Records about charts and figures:
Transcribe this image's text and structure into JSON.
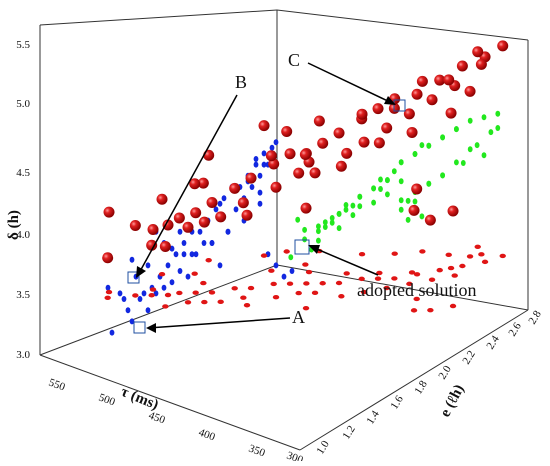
{
  "chart_data": {
    "type": "scatter",
    "z_axis": {
      "label": "δ (h)",
      "ticks": [
        "3.0",
        "3.5",
        "4.0",
        "4.5",
        "5.0",
        "5.5"
      ],
      "range": [
        3.0,
        5.5
      ]
    },
    "x_axis": {
      "label": "τ (ms)",
      "ticks": [
        "300",
        "350",
        "400",
        "450",
        "500",
        "550"
      ],
      "range": [
        300,
        560
      ]
    },
    "y_axis": {
      "label": "e (ℓh)",
      "ticks": [
        "1.0",
        "1.2",
        "1.4",
        "1.6",
        "1.8",
        "2.0",
        "2.2",
        "2.4",
        "2.6",
        "2.8"
      ],
      "range": [
        1.0,
        2.8
      ]
    },
    "annotations": [
      {
        "label": "A",
        "x": 545,
        "y": 1.1,
        "z": 3.2
      },
      {
        "label": "B",
        "x": 555,
        "y": 1.1,
        "z": 3.6
      },
      {
        "label": "C",
        "x": 340,
        "y": 2.6,
        "z": 4.9
      },
      {
        "label": "adopted solution",
        "x": 340,
        "y": 1.9,
        "z": 3.8
      }
    ],
    "pareto_red": [
      [
        545,
        1.1,
        3.2
      ],
      [
        550,
        1.15,
        3.6
      ],
      [
        530,
        1.2,
        3.5
      ],
      [
        525,
        1.3,
        3.4
      ],
      [
        520,
        1.25,
        3.3
      ],
      [
        510,
        1.3,
        3.5
      ],
      [
        505,
        1.35,
        3.55
      ],
      [
        500,
        1.2,
        3.4
      ],
      [
        495,
        1.4,
        3.6
      ],
      [
        490,
        1.3,
        3.55
      ],
      [
        485,
        1.45,
        3.7
      ],
      [
        480,
        1.35,
        3.6
      ],
      [
        475,
        1.55,
        3.8
      ],
      [
        470,
        1.4,
        3.65
      ],
      [
        465,
        1.6,
        3.9
      ],
      [
        460,
        1.5,
        3.75
      ],
      [
        455,
        1.7,
        4.0
      ],
      [
        450,
        1.45,
        3.7
      ],
      [
        445,
        1.75,
        4.1
      ],
      [
        440,
        1.6,
        3.9
      ],
      [
        435,
        1.8,
        4.1
      ],
      [
        430,
        1.7,
        4.0
      ],
      [
        425,
        1.85,
        4.2
      ],
      [
        420,
        1.75,
        4.0
      ],
      [
        415,
        1.9,
        4.3
      ],
      [
        410,
        1.6,
        3.8
      ],
      [
        405,
        2.0,
        4.4
      ],
      [
        400,
        1.8,
        4.1
      ],
      [
        395,
        2.05,
        4.5
      ],
      [
        390,
        1.9,
        4.3
      ],
      [
        385,
        2.1,
        4.5
      ],
      [
        380,
        2.0,
        4.4
      ],
      [
        375,
        2.2,
        4.6
      ],
      [
        370,
        2.1,
        4.5
      ],
      [
        365,
        2.3,
        4.7
      ],
      [
        360,
        2.2,
        4.6
      ],
      [
        355,
        2.4,
        4.8
      ],
      [
        350,
        2.3,
        4.7
      ],
      [
        345,
        2.5,
        4.85
      ],
      [
        340,
        2.6,
        4.9
      ],
      [
        445,
        1.9,
        3.9
      ],
      [
        420,
        2.0,
        4.0
      ],
      [
        400,
        2.1,
        4.1
      ],
      [
        380,
        2.2,
        4.2
      ],
      [
        360,
        2.35,
        4.35
      ],
      [
        340,
        1.9,
        3.8
      ],
      [
        350,
        2.0,
        3.9
      ],
      [
        330,
        1.95,
        3.7
      ],
      [
        320,
        2.05,
        3.75
      ],
      [
        360,
        2.5,
        4.45
      ],
      [
        500,
        1.5,
        3.8
      ],
      [
        470,
        1.8,
        3.95
      ],
      [
        490,
        1.9,
        4.1
      ],
      [
        520,
        1.7,
        3.85
      ],
      [
        430,
        2.2,
        4.2
      ],
      [
        410,
        2.3,
        4.35
      ],
      [
        395,
        2.4,
        4.5
      ],
      [
        375,
        2.45,
        4.55
      ],
      [
        355,
        2.55,
        4.7
      ],
      [
        365,
        2.6,
        4.75
      ],
      [
        480,
        2.0,
        4.0
      ],
      [
        460,
        2.1,
        4.1
      ],
      [
        515,
        1.55,
        3.7
      ],
      [
        535,
        1.45,
        3.55
      ],
      [
        455,
        1.95,
        3.9
      ]
    ],
    "projection_blue": "projection of red points on the τ-δ wall",
    "projection_green": "projection of red points on the e-δ wall",
    "projection_red_floor": "projection of red points on the τ-e floor"
  }
}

### Problem details
Print each entry shown above with exact wording and no pictures.

### Solution to this exercise
Transcribe this image's text and structure into JSON.
{
  "chart_data": {
    "type": "scatter",
    "z_axis": {
      "label": "δ (h)",
      "ticks": [
        "3.0",
        "3.5",
        "4.0",
        "4.5",
        "5.0",
        "5.5"
      ],
      "range": [
        3.0,
        5.5
      ]
    },
    "x_axis": {
      "label": "τ (ms)",
      "ticks": [
        "300",
        "350",
        "400",
        "450",
        "500",
        "550"
      ],
      "range": [
        300,
        560
      ]
    },
    "y_axis": {
      "label": "e (ℓh)",
      "ticks": [
        "1.0",
        "1.2",
        "1.4",
        "1.6",
        "1.8",
        "2.0",
        "2.2",
        "2.4",
        "2.6",
        "2.8"
      ],
      "range": [
        1.0,
        2.8
      ]
    },
    "annotations": [
      {
        "label": "A",
        "x": 545,
        "y": 1.1,
        "z": 3.2
      },
      {
        "label": "B",
        "x": 555,
        "y": 1.1,
        "z": 3.6
      },
      {
        "label": "C",
        "x": 340,
        "y": 2.6,
        "z": 4.9
      },
      {
        "label": "adopted solution",
        "x": 340,
        "y": 1.9,
        "z": 3.8
      }
    ],
    "pareto_red": [
      [
        545,
        1.1,
        3.2
      ],
      [
        550,
        1.15,
        3.6
      ],
      [
        530,
        1.2,
        3.5
      ],
      [
        525,
        1.3,
        3.4
      ],
      [
        520,
        1.25,
        3.3
      ],
      [
        510,
        1.3,
        3.5
      ],
      [
        505,
        1.35,
        3.55
      ],
      [
        500,
        1.2,
        3.4
      ],
      [
        495,
        1.4,
        3.6
      ],
      [
        490,
        1.3,
        3.55
      ],
      [
        485,
        1.45,
        3.7
      ],
      [
        480,
        1.35,
        3.6
      ],
      [
        475,
        1.55,
        3.8
      ],
      [
        470,
        1.4,
        3.65
      ],
      [
        465,
        1.6,
        3.9
      ],
      [
        460,
        1.5,
        3.75
      ],
      [
        455,
        1.7,
        4.0
      ],
      [
        450,
        1.45,
        3.7
      ],
      [
        445,
        1.75,
        4.1
      ],
      [
        440,
        1.6,
        3.9
      ],
      [
        435,
        1.8,
        4.1
      ],
      [
        430,
        1.7,
        4.0
      ],
      [
        425,
        1.85,
        4.2
      ],
      [
        420,
        1.75,
        4.0
      ],
      [
        415,
        1.9,
        4.3
      ],
      [
        410,
        1.6,
        3.8
      ],
      [
        405,
        2.0,
        4.4
      ],
      [
        400,
        1.8,
        4.1
      ],
      [
        395,
        2.05,
        4.5
      ],
      [
        390,
        1.9,
        4.3
      ],
      [
        385,
        2.1,
        4.5
      ],
      [
        380,
        2.0,
        4.4
      ],
      [
        375,
        2.2,
        4.6
      ],
      [
        370,
        2.1,
        4.5
      ],
      [
        365,
        2.3,
        4.7
      ],
      [
        360,
        2.2,
        4.6
      ],
      [
        355,
        2.4,
        4.8
      ],
      [
        350,
        2.3,
        4.7
      ],
      [
        345,
        2.5,
        4.85
      ],
      [
        340,
        2.6,
        4.9
      ],
      [
        445,
        1.9,
        3.9
      ],
      [
        420,
        2.0,
        4.0
      ],
      [
        400,
        2.1,
        4.1
      ],
      [
        380,
        2.2,
        4.2
      ],
      [
        360,
        2.35,
        4.35
      ],
      [
        340,
        1.9,
        3.8
      ],
      [
        350,
        2.0,
        3.9
      ],
      [
        330,
        1.95,
        3.7
      ],
      [
        320,
        2.05,
        3.75
      ],
      [
        360,
        2.5,
        4.45
      ],
      [
        500,
        1.5,
        3.8
      ],
      [
        470,
        1.8,
        3.95
      ],
      [
        490,
        1.9,
        4.1
      ],
      [
        520,
        1.7,
        3.85
      ],
      [
        430,
        2.2,
        4.2
      ],
      [
        410,
        2.3,
        4.35
      ],
      [
        395,
        2.4,
        4.5
      ],
      [
        375,
        2.45,
        4.55
      ],
      [
        355,
        2.55,
        4.7
      ],
      [
        365,
        2.6,
        4.75
      ],
      [
        480,
        2.0,
        4.0
      ],
      [
        460,
        2.1,
        4.1
      ],
      [
        515,
        1.55,
        3.7
      ],
      [
        535,
        1.45,
        3.55
      ],
      [
        455,
        1.95,
        3.9
      ]
    ],
    "projection_blue": "projection of red points on the τ-δ wall",
    "projection_green": "projection of red points on the e-δ wall",
    "projection_red_floor": "projection of red points on the τ-e floor"
  }
}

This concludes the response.